- _What this task involves_
Print the listing below in its entirety, character for character.

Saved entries
────────────────────
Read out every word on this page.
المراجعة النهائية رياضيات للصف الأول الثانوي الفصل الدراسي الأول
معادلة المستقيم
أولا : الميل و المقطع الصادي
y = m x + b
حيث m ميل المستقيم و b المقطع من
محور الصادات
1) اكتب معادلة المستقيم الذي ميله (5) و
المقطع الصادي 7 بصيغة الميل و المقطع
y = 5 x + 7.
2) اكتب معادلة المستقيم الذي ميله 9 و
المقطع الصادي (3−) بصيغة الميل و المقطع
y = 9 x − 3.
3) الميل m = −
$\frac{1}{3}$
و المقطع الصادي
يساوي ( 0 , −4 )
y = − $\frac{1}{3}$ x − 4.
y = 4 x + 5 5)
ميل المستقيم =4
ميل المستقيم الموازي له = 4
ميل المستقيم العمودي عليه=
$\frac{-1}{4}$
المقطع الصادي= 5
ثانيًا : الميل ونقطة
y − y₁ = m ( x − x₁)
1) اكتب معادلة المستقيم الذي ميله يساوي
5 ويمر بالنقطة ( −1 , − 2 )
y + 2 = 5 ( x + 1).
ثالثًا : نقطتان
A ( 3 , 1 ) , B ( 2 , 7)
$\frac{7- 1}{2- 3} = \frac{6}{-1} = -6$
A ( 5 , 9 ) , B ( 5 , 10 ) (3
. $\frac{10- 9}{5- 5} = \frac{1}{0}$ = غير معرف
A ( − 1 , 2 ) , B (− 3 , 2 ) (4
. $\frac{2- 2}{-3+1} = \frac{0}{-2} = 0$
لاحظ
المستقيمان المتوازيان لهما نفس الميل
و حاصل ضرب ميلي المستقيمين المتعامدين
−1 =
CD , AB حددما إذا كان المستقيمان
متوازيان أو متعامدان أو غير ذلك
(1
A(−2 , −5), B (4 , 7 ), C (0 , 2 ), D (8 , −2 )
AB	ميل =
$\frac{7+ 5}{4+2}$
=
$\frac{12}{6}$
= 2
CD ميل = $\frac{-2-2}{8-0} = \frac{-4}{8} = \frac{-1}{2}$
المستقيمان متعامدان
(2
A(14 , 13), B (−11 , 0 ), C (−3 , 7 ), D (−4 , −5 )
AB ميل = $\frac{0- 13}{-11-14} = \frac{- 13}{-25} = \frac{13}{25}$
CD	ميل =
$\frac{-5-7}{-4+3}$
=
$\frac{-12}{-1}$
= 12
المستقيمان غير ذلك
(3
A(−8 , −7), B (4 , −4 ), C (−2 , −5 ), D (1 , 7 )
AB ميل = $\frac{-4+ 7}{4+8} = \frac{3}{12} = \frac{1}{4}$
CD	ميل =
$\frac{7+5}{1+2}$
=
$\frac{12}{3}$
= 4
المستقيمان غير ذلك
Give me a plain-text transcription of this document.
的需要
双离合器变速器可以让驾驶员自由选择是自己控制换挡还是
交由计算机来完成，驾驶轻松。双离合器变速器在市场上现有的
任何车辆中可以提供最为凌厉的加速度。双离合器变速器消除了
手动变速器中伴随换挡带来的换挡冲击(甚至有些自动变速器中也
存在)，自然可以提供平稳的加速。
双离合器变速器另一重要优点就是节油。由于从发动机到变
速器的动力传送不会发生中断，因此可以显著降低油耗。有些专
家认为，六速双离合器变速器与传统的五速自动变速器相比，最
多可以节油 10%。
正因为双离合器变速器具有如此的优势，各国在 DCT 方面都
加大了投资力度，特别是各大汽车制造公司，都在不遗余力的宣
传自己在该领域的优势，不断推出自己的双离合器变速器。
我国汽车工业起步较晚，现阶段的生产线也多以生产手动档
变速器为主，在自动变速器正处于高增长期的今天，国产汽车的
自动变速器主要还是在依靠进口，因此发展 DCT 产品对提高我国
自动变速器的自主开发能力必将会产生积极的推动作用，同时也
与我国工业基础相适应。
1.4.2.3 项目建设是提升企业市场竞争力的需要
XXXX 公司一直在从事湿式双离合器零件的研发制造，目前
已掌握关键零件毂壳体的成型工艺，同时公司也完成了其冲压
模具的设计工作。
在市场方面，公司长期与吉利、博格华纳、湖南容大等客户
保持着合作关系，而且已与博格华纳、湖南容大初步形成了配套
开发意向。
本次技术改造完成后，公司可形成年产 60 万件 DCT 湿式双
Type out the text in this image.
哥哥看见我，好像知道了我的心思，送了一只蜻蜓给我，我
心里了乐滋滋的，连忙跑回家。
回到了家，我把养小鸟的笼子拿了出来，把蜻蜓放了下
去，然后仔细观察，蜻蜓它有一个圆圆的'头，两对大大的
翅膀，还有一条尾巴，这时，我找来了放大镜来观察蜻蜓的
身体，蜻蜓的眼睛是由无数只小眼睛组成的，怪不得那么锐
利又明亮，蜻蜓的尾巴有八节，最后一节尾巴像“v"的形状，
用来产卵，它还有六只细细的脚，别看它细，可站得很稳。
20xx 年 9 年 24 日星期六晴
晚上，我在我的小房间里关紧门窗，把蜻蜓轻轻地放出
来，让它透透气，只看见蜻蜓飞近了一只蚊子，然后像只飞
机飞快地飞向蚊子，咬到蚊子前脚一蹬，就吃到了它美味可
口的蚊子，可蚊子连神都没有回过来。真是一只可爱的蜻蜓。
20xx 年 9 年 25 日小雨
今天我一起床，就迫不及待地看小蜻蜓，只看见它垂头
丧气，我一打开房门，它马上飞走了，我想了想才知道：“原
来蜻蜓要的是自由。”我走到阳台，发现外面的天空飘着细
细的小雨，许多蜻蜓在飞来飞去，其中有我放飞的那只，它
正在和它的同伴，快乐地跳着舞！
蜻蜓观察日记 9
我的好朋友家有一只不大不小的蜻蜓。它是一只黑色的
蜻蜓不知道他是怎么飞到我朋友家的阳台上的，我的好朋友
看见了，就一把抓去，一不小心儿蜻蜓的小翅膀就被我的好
────────────────────
- _Solution_
Read out every word on this page.
المراجعة النهائية رياضيات للصف الأول الثانوي الفصل الدراسي الأول
معادلة المستقيم
أولا : الميل و المقطع الصادي
y = m x + b
حيث m ميل المستقيم و b المقطع من
محور الصادات
1) اكتب معادلة المستقيم الذي ميله (5) و
المقطع الصادي 7 بصيغة الميل و المقطع
y = 5 x + 7.
2) اكتب معادلة المستقيم الذي ميله 9 و
المقطع الصادي (3−) بصيغة الميل و المقطع
y = 9 x − 3.
3) الميل m = −
$\frac{1}{3}$
و المقطع الصادي
يساوي ( 0 , −4 )
y = − $\frac{1}{3}$ x − 4.
y = 4 x + 5 5)
ميل المستقيم =4
ميل المستقيم الموازي له = 4
ميل المستقيم العمودي عليه=
$\frac{-1}{4}$
المقطع الصادي= 5
ثانيًا : الميل ونقطة
y − y₁ = m ( x − x₁)
1) اكتب معادلة المستقيم الذي ميله يساوي
5 ويمر بالنقطة ( −1 , − 2 )
y + 2 = 5 ( x + 1).
ثالثًا : نقطتان
A ( 3 , 1 ) , B ( 2 , 7)
$\frac{7- 1}{2- 3} = \frac{6}{-1} = -6$
A ( 5 , 9 ) , B ( 5 , 10 ) (3
. $\frac{10- 9}{5- 5} = \frac{1}{0}$ = غير معرف
A ( − 1 , 2 ) , B (− 3 , 2 ) (4
. $\frac{2- 2}{-3+1} = \frac{0}{-2} = 0$
لاحظ
المستقيمان المتوازيان لهما نفس الميل
و حاصل ضرب ميلي المستقيمين المتعامدين
−1 =
CD , AB حددما إذا كان المستقيمان
متوازيان أو متعامدان أو غير ذلك
(1
A(−2 , −5), B (4 , 7 ), C (0 , 2 ), D (8 , −2 )
AB	ميل =
$\frac{7+ 5}{4+2}$
=
$\frac{12}{6}$
= 2
CD ميل = $\frac{-2-2}{8-0} = \frac{-4}{8} = \frac{-1}{2}$
المستقيمان متعامدان
(2
A(14 , 13), B (−11 , 0 ), C (−3 , 7 ), D (−4 , −5 )
AB ميل = $\frac{0- 13}{-11-14} = \frac{- 13}{-25} = \frac{13}{25}$
CD	ميل =
$\frac{-5-7}{-4+3}$
=
$\frac{-12}{-1}$
= 12
المستقيمان غير ذلك
(3
A(−8 , −7), B (4 , −4 ), C (−2 , −5 ), D (1 , 7 )
AB ميل = $\frac{-4+ 7}{4+8} = \frac{3}{12} = \frac{1}{4}$
CD	ميل =
$\frac{7+5}{1+2}$
=
$\frac{12}{3}$
= 4
المستقيمان غير ذلك
Give me a plain-text transcription of this document.
的需要
双离合器变速器可以让驾驶员自由选择是自己控制换挡还是
交由计算机来完成，驾驶轻松。双离合器变速器在市场上现有的
任何车辆中可以提供最为凌厉的加速度。双离合器变速器消除了
手动变速器中伴随换挡带来的换挡冲击(甚至有些自动变速器中也
存在)，自然可以提供平稳的加速。
双离合器变速器另一重要优点就是节油。由于从发动机到变
速器的动力传送不会发生中断，因此可以显著降低油耗。有些专
家认为，六速双离合器变速器与传统的五速自动变速器相比，最
多可以节油 10%。
正因为双离合器变速器具有如此的优势，各国在 DCT 方面都
加大了投资力度，特别是各大汽车制造公司，都在不遗余力的宣
传自己在该领域的优势，不断推出自己的双离合器变速器。
我国汽车工业起步较晚，现阶段的生产线也多以生产手动档
变速器为主，在自动变速器正处于高增长期的今天，国产汽车的
自动变速器主要还是在依靠进口，因此发展 DCT 产品对提高我国
自动变速器的自主开发能力必将会产生积极的推动作用，同时也
与我国工业基础相适应。
1.4.2.3 项目建设是提升企业市场竞争力的需要
XXXX 公司一直在从事湿式双离合器零件的研发制造，目前
已掌握关键零件毂壳体的成型工艺，同时公司也完成了其冲压
模具的设计工作。
在市场方面，公司长期与吉利、博格华纳、湖南容大等客户
保持着合作关系，而且已与博格华纳、湖南容大初步形成了配套
开发意向。
本次技术改造完成后，公司可形成年产 60 万件 DCT 湿式双
Type out the text in this image.
哥哥看见我，好像知道了我的心思，送了一只蜻蜓给我，我
心里了乐滋滋的，连忙跑回家。
回到了家，我把养小鸟的笼子拿了出来，把蜻蜓放了下
去，然后仔细观察，蜻蜓它有一个圆圆的'头，两对大大的
翅膀，还有一条尾巴，这时，我找来了放大镜来观察蜻蜓的
身体，蜻蜓的眼睛是由无数只小眼睛组成的，怪不得那么锐
利又明亮，蜻蜓的尾巴有八节，最后一节尾巴像“v"的形状，
用来产卵，它还有六只细细的脚，别看它细，可站得很稳。
20xx 年 9 年 24 日星期六晴
晚上，我在我的小房间里关紧门窗，把蜻蜓轻轻地放出
来，让它透透气，只看见蜻蜓飞近了一只蚊子，然后像只飞
机飞快地飞向蚊子，咬到蚊子前脚一蹬，就吃到了它美味可
口的蚊子，可蚊子连神都没有回过来。真是一只可爱的蜻蜓。
20xx 年 9 年 25 日小雨
今天我一起床，就迫不及待地看小蜻蜓，只看见它垂头
丧气，我一打开房门，它马上飞走了，我想了想才知道：“原
来蜻蜓要的是自由。”我走到阳台，发现外面的天空飘着细
细的小雨，许多蜻蜓在飞来飞去，其中有我放飞的那只，它
正在和它的同伴，快乐地跳着舞！
蜻蜓观察日记 9
我的好朋友家有一只不大不小的蜻蜓。它是一只黑色的
蜻蜓不知道他是怎么飞到我朋友家的阳台上的，我的好朋友
看见了，就一把抓去，一不小心儿蜻蜓的小翅膀就被我的好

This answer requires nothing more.